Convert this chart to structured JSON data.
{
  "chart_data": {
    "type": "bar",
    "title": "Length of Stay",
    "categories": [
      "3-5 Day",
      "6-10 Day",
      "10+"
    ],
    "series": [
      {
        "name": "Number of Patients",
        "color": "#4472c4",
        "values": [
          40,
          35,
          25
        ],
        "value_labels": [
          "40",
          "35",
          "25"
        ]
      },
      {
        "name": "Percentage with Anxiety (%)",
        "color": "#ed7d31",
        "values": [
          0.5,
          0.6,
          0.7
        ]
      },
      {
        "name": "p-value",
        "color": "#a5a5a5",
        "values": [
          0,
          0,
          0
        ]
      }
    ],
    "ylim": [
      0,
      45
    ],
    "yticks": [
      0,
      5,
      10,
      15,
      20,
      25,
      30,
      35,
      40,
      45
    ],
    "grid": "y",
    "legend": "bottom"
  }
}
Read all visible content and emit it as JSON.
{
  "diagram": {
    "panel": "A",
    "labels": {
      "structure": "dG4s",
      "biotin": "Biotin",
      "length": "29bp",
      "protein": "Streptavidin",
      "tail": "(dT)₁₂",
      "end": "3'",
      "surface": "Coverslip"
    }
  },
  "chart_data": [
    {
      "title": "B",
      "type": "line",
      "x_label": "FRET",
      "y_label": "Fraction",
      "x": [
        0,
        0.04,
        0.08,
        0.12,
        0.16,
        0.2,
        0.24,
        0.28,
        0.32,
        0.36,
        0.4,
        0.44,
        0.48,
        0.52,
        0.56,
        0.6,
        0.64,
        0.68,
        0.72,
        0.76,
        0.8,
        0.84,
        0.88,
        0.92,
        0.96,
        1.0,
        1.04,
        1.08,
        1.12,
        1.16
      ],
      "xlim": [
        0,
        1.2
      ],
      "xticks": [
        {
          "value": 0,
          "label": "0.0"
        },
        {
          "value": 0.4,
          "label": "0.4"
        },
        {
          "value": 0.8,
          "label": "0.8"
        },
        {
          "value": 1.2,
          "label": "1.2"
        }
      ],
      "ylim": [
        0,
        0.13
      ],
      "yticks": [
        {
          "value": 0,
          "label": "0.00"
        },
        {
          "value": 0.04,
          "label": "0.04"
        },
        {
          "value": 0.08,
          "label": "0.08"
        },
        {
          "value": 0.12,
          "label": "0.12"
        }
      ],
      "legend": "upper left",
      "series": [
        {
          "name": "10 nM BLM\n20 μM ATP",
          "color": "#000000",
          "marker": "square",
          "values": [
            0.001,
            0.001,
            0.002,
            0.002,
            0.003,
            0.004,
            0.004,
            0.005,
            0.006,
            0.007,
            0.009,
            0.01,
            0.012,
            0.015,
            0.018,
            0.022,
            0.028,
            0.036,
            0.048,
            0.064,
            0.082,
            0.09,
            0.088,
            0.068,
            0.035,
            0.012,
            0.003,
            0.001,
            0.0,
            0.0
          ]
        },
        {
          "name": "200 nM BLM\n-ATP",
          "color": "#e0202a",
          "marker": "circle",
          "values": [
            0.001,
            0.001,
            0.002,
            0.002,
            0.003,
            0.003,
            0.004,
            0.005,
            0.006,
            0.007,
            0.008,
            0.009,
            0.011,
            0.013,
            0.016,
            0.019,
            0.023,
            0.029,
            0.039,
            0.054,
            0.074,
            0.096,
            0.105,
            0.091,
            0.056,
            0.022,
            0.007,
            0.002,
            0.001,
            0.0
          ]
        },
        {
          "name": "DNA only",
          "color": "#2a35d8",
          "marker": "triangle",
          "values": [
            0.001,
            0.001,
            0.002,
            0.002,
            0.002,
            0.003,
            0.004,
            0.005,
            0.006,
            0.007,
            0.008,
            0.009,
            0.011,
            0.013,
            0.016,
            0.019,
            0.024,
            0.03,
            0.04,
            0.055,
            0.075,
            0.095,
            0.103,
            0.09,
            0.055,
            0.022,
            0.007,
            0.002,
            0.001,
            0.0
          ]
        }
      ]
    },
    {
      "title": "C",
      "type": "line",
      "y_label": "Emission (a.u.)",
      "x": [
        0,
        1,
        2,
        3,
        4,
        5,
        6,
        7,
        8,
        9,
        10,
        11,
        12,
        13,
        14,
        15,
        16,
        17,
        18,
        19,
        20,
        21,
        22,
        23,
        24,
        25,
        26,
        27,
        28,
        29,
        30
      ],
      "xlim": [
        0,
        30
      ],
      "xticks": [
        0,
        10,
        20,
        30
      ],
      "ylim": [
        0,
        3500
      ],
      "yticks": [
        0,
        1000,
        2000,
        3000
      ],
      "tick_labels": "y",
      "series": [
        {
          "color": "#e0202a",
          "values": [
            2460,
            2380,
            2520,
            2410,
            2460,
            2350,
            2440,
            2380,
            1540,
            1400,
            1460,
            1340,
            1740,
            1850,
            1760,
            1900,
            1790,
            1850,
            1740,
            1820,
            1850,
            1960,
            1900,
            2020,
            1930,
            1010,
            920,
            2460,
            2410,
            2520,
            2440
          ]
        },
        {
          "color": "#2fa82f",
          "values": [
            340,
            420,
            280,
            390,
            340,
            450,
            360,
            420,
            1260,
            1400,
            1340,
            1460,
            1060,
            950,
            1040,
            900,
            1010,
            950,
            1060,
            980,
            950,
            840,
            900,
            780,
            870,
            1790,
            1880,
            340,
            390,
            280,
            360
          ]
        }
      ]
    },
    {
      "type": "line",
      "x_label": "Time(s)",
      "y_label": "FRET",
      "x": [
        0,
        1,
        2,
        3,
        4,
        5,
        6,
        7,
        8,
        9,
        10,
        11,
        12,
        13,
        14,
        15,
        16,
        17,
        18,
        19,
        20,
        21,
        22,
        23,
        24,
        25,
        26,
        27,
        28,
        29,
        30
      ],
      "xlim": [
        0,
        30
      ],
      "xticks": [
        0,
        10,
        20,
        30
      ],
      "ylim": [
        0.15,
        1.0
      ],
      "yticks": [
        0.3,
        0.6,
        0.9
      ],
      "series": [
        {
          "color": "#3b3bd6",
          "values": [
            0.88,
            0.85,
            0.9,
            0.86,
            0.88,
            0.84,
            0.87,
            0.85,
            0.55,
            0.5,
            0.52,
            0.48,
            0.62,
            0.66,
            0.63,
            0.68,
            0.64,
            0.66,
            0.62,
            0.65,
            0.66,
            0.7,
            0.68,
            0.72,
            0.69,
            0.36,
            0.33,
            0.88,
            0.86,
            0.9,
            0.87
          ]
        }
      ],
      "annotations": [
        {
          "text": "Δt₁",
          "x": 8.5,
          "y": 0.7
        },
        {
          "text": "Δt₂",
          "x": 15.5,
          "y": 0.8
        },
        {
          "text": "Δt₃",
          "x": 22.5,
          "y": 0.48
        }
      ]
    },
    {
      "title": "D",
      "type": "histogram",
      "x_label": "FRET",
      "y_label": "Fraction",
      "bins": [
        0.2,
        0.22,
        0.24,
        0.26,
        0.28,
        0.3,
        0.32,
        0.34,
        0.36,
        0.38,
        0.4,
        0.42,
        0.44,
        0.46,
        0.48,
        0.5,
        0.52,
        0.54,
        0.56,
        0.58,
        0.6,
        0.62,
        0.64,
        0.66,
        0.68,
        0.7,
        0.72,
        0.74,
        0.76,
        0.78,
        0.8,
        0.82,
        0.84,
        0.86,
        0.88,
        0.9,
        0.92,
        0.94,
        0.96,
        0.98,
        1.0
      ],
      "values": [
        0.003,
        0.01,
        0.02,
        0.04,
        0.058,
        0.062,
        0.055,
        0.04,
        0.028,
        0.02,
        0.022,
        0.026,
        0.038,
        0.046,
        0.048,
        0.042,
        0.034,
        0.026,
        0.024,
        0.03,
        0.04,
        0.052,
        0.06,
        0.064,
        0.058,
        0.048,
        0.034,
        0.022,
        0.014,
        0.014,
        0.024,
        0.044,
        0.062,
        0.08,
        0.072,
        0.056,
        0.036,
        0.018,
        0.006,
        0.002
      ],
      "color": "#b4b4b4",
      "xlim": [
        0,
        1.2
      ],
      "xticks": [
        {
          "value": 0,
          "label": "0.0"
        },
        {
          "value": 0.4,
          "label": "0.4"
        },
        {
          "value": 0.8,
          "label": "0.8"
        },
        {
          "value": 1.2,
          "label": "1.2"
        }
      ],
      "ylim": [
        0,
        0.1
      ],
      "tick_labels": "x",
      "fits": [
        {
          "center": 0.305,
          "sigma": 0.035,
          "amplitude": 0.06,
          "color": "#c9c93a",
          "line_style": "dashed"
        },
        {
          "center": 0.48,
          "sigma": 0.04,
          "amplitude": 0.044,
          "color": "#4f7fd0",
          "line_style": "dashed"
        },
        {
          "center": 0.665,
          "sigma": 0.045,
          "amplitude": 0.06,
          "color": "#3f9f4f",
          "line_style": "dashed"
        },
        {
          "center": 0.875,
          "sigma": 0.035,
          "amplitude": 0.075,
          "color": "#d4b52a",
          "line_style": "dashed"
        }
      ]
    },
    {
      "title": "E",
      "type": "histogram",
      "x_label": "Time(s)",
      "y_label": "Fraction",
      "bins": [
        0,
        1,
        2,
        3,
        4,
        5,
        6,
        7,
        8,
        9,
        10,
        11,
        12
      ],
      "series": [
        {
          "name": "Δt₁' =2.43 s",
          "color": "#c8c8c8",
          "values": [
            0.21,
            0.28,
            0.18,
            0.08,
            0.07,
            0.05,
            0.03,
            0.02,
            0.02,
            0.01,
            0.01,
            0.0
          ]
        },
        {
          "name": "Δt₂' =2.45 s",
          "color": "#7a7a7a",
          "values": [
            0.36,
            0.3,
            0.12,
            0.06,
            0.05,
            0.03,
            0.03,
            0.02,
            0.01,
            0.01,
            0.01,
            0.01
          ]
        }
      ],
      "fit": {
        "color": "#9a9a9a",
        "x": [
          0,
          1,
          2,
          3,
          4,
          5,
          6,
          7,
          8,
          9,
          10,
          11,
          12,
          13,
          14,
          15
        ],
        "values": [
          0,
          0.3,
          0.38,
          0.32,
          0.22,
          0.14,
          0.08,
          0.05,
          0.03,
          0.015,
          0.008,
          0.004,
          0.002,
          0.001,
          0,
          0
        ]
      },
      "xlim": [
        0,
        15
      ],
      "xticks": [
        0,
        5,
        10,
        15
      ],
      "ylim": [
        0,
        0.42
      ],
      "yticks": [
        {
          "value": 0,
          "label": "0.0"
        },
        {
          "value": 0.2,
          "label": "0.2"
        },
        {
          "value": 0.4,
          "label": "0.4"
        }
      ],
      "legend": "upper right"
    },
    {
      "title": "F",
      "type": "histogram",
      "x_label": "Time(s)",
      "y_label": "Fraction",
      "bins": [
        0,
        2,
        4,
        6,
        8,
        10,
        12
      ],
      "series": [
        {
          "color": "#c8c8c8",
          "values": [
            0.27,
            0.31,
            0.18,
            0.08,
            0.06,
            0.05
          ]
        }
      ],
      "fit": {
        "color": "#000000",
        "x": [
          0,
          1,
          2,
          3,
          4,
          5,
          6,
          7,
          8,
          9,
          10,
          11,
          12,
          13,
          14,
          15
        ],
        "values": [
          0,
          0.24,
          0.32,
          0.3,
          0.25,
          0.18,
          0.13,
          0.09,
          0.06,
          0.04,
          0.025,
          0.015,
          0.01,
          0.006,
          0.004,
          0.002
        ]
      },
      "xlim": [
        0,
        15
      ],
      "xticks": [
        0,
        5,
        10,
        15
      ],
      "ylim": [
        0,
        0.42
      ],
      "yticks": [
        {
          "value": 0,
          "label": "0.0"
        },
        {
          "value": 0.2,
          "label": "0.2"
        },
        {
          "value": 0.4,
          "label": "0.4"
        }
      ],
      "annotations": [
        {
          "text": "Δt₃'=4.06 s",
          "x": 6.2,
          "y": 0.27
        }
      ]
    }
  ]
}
-------
### HOW TO COMPLETE THIS TASK
Every line that holds the string "marker" must be copied from the records above.

### THE COMPLETED TASK
          "marker": "square",
          "marker": "circle",
          "marker": "triangle",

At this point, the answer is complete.